## Written exercise:
Gather all lines containing the string "Цель" and copy them out.

## Data for this exercise:
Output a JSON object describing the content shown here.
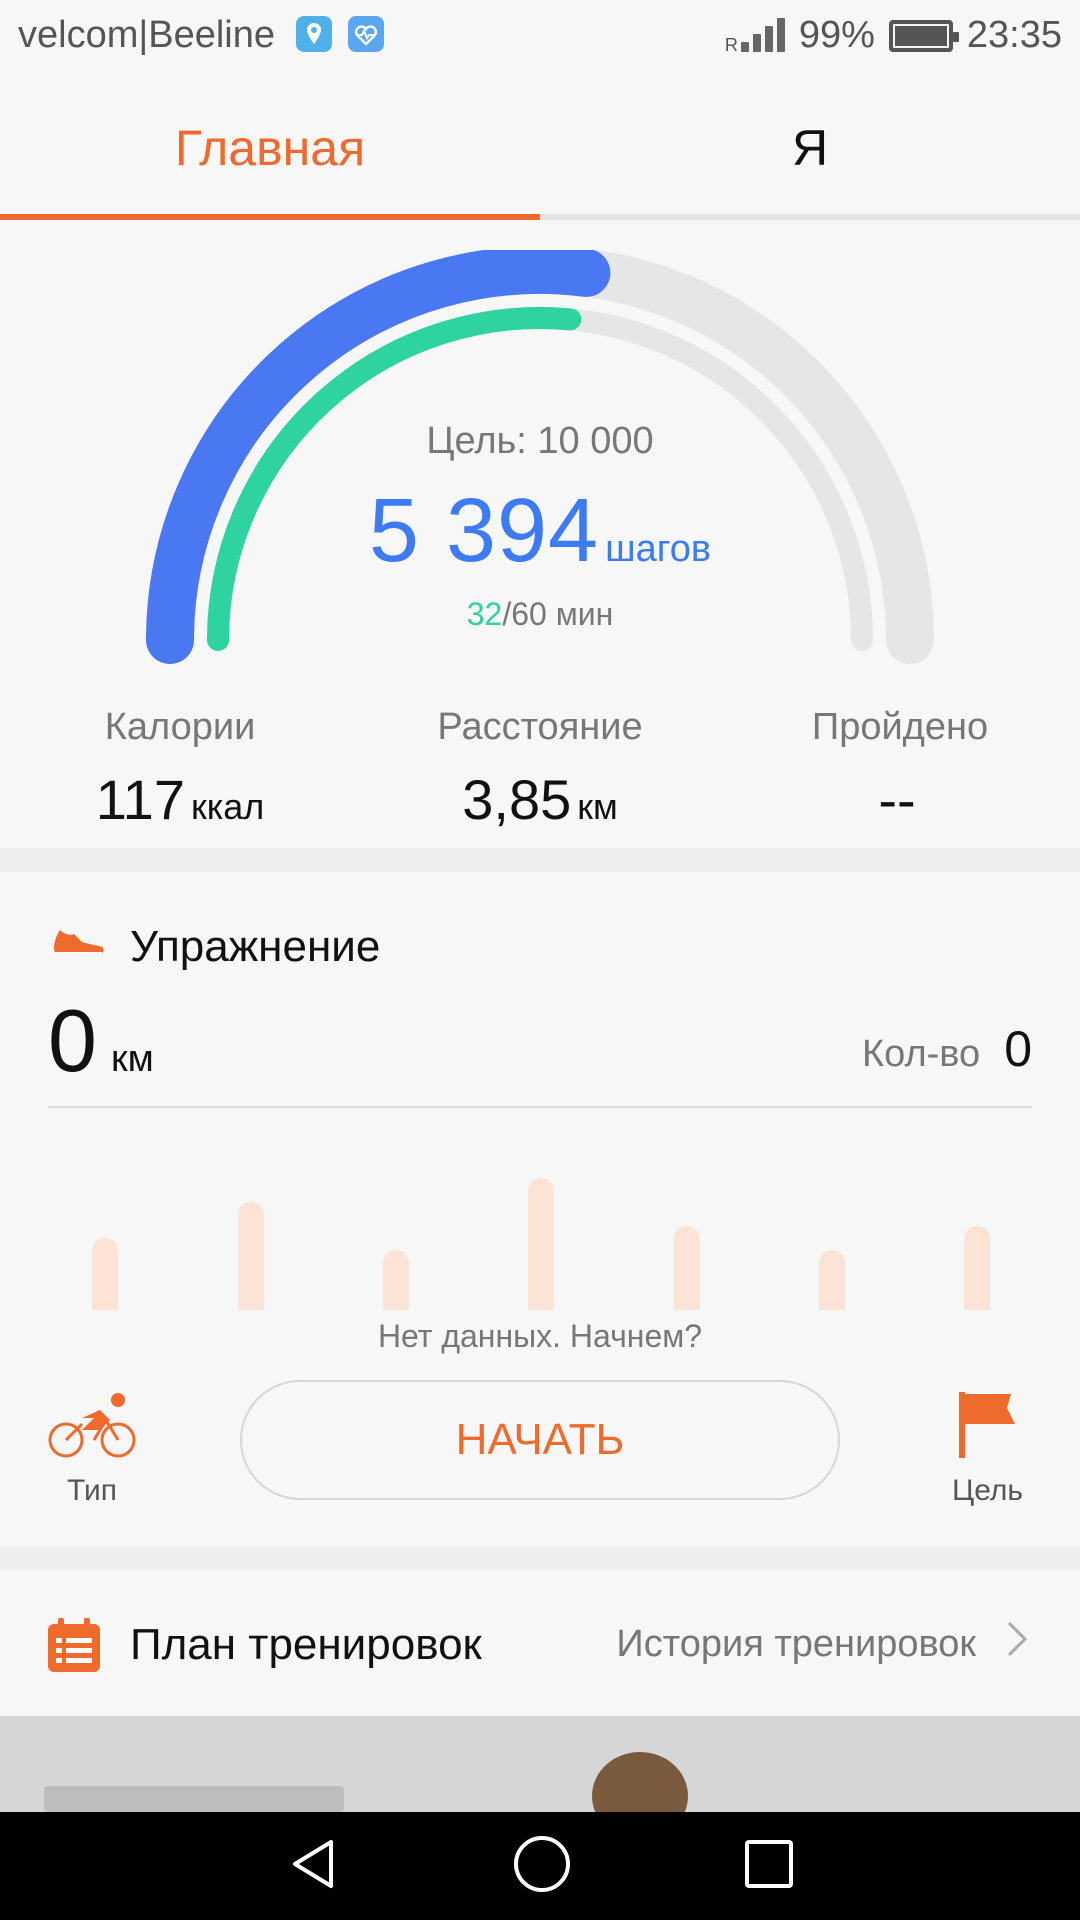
{
  "status_bar": {
    "carrier": "velcom|Beeline",
    "roaming": "R",
    "battery_percent": "99%",
    "time": "23:35"
  },
  "tabs": [
    {
      "label": "Главная",
      "active": true
    },
    {
      "label": "Я",
      "active": false
    }
  ],
  "steps": {
    "goal_text": "Цель: 10 000",
    "count": "5 394",
    "unit": "шагов",
    "minutes_done": "32",
    "minutes_rest": "/60 мин",
    "steps_progress": 0.54,
    "minutes_progress": 0.53
  },
  "stats": [
    {
      "label": "Калории",
      "value": "117",
      "unit": "ккал"
    },
    {
      "label": "Расстояние",
      "value": "3,85",
      "unit": "км"
    },
    {
      "label": "Пройдено",
      "value": "--",
      "unit": ""
    }
  ],
  "exercise": {
    "title": "Упражнение",
    "distance": "0",
    "distance_unit": "км",
    "count_label": "Кол-во",
    "count_value": "0",
    "no_data": "Нет данных. Начнем?",
    "type_label": "Тип",
    "start_label": "НАЧАТЬ",
    "goal_label": "Цель"
  },
  "plan": {
    "title": "План тренировок",
    "history": "История тренировок"
  },
  "colors": {
    "accent": "#ee6a2d",
    "steps_blue": "#3d7bf5",
    "minutes_green": "#2ed39f"
  }
}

## Complete response:
    "goal_text": "Цель: 10 000",
    "goal_label": "Цель"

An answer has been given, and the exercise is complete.